═════ Tekstfragment

De officier van justitie is uitgegaan van de volgende berekening:
De veroordeelde heeft, samen met de mededader, 40 kilo cocaïne gestolen. Er zijn daarom geen inkoopkosten. De cocaïne is verkocht. Een gangbare prijs voor een kilo cocaïne schommelt tussen de € 23.000,- en € 25.000,-. In het voordeel van de veroordeelde wordt gerekend met een kiloprijs van € 23.000,-. De totale opbrengst bedraagt dan:
€ 23.000,- x 40 kilo = € 920.000,-
Daarvan wordt € 1.000,- afgetrokken, het bedrag dat [naam 1] zou hebben ontvangen voor zijn diensten. Dan blijft er over: € 919.000,-. Dit bedrag wordt gedeeld door twee, omdat dit bedrag zou zijn verdeeld over de veroordeelde en de mededader. Uit die berekening volgt dat het wederrechtelijk verkregen voordeel daarom moet worden geschat op een bedrag van € 459.500,-.
4.2.
Standpunt van de verdediging
De raadsman van de veroordeelde heeft zich op het standpunt gesteld dat de vordering moet worden afgewezen omdat de veroordeelde geen wederrechtelijk voordeel heeft verkregen. Het is onvoldoende aannemelijk dat er feitelijk iets verkocht is. De raadsman heeft subsidiair bepleit dat uit het dossier zou kunnen worden opgemaakt dat er rond de
€ 250.000,- in totaal verdiend zou zijn en dat er meer betrokkenen dan de twee veroordeelden zouden hebben gedeeld in die winst. De raadsman heeft de rechtbank verzocht om de vordering in zijn geheel af te wijzen.
4.3.
Bewijsmiddelen
Wanneer hierna wordt verwezen naar een proces-verbaal, wordt - tenzij anders vermeld - bedoeld een ambtsedig proces-verbaal, opgemaakt in de wettelijke vorm door (een) daartoe bevoegde opsporingsambtena(a)r(en). Waar wordt verwezen naar dossierpagina’s, betreft dit de pagina's van het proces-verbaal met het [nummer] , van de politie-eenheid Den Haag, district Alpen aan den Rijn-Gouda, met bijlagen (doorgenummerd p. 1 t/m 1173).
De rechtbank gebruikt de volgende bewijsmiddelen.
1. De gebruikte bewijsvoering in het vandaag gewezen vonnis van deze rechtbank in de strafzaak tegen de veroordeelde. Deze bewijsvoering neemt de rechtbank hier over en is (voor de leesbaarheid) als
bijlageaan dit vonnis gehecht.
De voor de schatting van het wederrechtelijk verkregen voordeel redengevende feiten en omstandigheden ontleent de rechtbank rechtstreeks aan de in de strafzaak gebezigde bewijsmiddelen. In de ontnemingszaak verbindt de rechtbank op grond van dezelfde overwegingen dezelfde gevolgtrekkingen aan die bewijsmiddelen als in de strafzaak.

══════════
═════ Aangeleverd materiaal

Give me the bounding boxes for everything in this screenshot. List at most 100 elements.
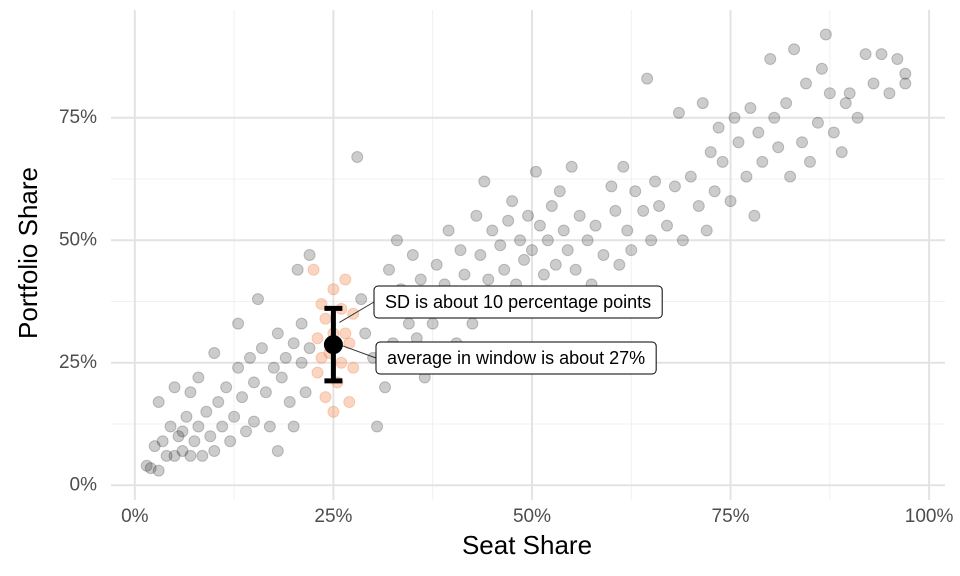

══════════

- **Opdracht**:
Beantwoord de volgende vragen met gegevens uit het tekstfragment.
1. Met welke kiloprijs voor cocaïne rekent de officier van justitie?
2. Op welk bedrag schat de officier van justitie het wederrechtelijk verkregen voordeel?
3. Welk totaalbedrag noemt de raadsman subsidiair als mogelijk verdiend?

- **Uitwerking**:
1. Met € 23.000,- per kilo.
2. Op € 459.500,-.
3. Rond de € 250.000,-.